» **Exercise prompt**
Locate each line of the material that contains "JSON", then return it.

* * * * * * *

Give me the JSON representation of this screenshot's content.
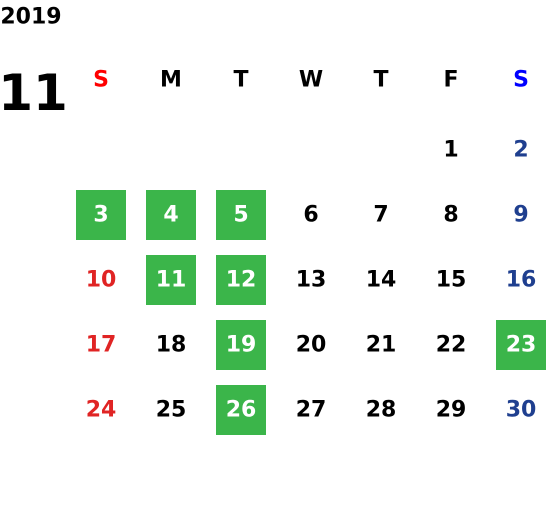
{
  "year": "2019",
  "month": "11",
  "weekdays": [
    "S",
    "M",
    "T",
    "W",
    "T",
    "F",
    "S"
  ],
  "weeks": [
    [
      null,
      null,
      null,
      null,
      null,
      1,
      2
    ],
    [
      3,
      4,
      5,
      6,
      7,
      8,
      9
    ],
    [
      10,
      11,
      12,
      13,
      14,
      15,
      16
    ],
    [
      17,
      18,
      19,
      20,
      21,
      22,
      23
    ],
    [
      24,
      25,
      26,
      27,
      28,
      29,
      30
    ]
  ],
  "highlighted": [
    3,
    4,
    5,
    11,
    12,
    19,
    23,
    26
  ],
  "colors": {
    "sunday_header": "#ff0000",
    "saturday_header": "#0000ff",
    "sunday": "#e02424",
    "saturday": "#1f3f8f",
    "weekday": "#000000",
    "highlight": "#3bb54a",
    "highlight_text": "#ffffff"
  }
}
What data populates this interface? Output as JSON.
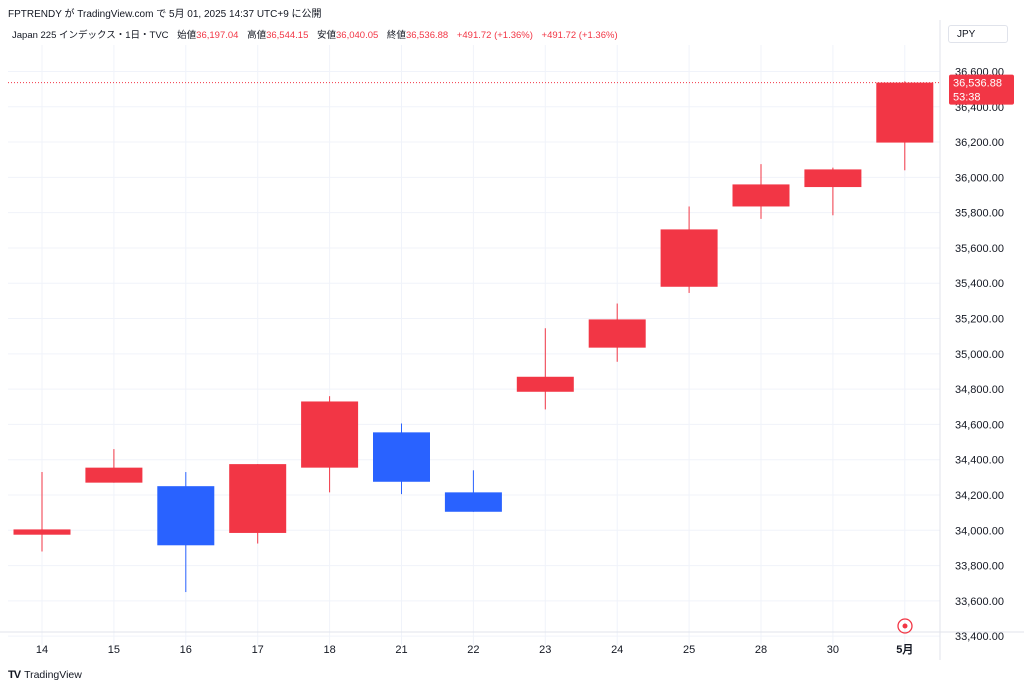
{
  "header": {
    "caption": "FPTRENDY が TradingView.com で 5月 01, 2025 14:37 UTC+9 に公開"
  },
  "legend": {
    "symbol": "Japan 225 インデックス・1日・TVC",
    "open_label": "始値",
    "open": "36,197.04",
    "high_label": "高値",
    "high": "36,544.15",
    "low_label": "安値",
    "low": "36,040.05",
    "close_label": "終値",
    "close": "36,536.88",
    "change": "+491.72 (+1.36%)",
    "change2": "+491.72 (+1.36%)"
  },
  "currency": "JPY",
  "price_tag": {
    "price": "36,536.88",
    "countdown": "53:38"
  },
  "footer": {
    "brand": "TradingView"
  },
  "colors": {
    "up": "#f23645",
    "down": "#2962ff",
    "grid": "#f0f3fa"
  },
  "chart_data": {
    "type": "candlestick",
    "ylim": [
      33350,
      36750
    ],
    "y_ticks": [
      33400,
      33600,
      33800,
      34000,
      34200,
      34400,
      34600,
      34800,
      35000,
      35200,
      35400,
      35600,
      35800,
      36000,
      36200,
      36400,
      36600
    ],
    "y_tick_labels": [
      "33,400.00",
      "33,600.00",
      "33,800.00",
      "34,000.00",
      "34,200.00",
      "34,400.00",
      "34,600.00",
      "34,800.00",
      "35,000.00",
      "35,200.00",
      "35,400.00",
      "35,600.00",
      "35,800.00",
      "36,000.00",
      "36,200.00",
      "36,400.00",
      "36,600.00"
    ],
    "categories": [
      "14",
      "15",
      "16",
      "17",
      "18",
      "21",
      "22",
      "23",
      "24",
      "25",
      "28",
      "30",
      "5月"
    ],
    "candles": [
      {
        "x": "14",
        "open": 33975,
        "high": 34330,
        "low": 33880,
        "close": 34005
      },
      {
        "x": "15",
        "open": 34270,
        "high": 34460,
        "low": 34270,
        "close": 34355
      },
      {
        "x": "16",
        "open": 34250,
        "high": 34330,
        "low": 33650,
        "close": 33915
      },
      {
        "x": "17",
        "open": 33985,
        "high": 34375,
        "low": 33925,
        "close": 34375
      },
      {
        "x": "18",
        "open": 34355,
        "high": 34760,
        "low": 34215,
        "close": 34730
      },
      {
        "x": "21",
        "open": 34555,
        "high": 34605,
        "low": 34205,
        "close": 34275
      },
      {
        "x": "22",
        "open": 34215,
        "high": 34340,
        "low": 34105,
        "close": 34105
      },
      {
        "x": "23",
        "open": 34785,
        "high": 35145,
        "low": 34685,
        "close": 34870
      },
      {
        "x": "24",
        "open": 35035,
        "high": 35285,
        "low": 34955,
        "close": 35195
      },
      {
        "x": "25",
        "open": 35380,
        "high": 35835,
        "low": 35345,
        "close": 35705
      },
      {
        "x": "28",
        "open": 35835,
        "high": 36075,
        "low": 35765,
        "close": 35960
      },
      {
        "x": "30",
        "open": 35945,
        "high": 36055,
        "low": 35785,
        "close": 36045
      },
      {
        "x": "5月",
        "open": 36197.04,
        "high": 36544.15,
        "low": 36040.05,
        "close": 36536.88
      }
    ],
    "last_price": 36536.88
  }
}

* * * * * * *

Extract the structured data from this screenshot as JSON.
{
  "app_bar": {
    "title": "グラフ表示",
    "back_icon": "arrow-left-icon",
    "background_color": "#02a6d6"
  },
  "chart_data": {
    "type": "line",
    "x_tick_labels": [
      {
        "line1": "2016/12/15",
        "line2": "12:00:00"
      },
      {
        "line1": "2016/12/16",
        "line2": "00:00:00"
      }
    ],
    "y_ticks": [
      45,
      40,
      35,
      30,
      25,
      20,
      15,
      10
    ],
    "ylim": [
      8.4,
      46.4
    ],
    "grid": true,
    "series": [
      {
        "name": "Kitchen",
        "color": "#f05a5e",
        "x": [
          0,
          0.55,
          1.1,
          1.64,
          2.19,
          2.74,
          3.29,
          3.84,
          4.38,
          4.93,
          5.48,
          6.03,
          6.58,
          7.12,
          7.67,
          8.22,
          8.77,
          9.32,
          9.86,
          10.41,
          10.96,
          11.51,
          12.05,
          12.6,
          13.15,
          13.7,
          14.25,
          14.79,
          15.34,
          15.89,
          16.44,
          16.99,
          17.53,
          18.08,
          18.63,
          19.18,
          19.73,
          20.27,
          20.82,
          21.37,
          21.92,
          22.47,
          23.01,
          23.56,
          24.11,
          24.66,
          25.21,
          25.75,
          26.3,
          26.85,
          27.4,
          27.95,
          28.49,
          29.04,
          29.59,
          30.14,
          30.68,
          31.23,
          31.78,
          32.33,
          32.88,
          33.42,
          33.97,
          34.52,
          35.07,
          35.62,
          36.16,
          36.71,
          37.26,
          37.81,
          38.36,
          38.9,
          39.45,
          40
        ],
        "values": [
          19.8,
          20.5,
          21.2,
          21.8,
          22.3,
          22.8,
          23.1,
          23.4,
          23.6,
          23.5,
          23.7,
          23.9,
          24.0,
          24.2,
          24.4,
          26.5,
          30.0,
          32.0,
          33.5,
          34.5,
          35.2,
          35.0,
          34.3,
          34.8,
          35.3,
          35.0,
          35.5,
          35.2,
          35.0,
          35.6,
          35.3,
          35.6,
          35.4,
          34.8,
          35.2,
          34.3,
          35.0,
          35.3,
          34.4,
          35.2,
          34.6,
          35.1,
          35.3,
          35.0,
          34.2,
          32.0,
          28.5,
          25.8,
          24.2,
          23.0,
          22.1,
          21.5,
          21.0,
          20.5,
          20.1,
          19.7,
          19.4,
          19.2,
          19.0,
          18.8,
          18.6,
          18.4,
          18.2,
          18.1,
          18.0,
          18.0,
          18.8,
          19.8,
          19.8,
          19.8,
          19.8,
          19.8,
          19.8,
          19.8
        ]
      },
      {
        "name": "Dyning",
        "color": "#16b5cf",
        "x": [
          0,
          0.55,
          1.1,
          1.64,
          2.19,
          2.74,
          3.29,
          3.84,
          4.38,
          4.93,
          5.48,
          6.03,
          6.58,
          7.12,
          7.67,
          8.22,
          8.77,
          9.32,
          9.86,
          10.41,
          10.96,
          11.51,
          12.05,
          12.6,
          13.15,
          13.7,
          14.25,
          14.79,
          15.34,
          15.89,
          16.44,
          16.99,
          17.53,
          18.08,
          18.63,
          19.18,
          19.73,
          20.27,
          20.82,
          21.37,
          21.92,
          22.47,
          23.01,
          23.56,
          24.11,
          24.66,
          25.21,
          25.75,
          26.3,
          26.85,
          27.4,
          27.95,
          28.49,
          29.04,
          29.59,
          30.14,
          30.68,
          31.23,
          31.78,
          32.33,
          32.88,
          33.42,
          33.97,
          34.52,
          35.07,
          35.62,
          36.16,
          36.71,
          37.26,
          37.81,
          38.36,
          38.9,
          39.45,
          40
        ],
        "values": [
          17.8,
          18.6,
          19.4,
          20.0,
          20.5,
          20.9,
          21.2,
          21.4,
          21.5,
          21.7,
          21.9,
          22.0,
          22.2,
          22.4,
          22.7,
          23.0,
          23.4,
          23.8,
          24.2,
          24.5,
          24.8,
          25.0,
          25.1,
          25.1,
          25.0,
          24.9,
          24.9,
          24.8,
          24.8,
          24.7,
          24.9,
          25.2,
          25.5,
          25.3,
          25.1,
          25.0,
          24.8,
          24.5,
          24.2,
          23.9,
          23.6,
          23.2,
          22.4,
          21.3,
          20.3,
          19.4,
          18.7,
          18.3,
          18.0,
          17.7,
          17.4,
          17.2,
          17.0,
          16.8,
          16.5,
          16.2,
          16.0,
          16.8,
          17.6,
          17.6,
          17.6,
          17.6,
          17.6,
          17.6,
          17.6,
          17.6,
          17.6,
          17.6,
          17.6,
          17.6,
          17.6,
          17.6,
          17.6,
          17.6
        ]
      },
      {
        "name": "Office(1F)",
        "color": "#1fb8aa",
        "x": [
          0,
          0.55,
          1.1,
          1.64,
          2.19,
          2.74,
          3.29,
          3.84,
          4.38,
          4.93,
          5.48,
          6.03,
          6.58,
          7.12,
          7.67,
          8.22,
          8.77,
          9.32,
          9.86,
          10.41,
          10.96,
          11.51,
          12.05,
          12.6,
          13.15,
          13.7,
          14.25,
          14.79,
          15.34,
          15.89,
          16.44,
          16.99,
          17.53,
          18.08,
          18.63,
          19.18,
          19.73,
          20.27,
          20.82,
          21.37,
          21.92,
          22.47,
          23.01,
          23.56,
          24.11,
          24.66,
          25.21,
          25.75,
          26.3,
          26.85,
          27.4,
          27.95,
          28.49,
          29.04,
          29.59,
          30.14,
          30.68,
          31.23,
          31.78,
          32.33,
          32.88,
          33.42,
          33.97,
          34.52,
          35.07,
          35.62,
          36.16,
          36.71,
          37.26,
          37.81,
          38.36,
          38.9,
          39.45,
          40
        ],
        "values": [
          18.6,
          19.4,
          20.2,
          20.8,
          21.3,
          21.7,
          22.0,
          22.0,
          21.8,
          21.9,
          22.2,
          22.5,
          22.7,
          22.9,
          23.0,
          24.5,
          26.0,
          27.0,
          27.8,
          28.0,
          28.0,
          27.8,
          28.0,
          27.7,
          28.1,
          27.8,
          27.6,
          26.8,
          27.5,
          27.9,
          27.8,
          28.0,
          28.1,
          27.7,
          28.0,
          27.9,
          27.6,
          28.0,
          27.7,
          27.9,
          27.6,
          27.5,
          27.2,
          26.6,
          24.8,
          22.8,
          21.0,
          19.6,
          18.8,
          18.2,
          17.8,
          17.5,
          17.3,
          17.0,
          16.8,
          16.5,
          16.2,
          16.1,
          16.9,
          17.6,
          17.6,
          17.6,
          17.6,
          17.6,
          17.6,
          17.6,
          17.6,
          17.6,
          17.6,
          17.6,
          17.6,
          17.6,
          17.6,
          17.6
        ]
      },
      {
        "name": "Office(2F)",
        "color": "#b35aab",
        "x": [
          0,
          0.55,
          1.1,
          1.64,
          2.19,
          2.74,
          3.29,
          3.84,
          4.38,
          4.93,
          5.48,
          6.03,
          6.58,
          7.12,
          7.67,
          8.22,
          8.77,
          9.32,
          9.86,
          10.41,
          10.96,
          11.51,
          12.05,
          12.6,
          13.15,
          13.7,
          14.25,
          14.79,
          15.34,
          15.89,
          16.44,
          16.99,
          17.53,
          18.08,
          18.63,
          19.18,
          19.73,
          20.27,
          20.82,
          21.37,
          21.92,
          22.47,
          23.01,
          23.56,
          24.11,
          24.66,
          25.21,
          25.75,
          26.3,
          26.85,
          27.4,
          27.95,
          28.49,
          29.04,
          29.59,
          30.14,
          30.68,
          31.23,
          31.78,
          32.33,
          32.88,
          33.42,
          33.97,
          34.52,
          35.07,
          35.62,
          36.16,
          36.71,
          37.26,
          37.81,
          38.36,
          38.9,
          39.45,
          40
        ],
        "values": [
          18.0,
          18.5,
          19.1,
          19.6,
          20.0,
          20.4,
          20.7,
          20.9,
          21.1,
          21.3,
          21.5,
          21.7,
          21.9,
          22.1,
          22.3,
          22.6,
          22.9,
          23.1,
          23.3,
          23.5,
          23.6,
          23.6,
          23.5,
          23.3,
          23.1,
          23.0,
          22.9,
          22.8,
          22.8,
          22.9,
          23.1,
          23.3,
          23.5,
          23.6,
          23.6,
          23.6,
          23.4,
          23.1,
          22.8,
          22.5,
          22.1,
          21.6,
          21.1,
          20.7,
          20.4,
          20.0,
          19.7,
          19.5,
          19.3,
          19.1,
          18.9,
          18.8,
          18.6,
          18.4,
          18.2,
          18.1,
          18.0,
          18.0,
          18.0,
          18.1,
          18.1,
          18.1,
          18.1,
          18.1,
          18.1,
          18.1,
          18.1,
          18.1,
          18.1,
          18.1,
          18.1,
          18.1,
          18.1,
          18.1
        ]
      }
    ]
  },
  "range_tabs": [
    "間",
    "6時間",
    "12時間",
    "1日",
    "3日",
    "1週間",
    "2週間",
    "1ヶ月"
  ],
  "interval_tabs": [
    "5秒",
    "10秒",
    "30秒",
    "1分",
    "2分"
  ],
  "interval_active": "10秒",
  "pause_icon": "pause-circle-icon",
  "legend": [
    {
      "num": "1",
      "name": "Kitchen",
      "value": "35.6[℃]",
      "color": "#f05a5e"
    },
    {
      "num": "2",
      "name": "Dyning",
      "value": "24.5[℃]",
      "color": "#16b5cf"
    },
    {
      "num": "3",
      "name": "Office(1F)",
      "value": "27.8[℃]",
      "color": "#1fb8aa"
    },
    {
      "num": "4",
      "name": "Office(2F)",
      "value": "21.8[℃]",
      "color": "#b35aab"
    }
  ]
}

* * * * * * *

» **Reply to the exercise**
Give me the JSON representation of this screenshot's content.
What data populates this interface? Output as JSON.
Extract the structured data from this screenshot as JSON.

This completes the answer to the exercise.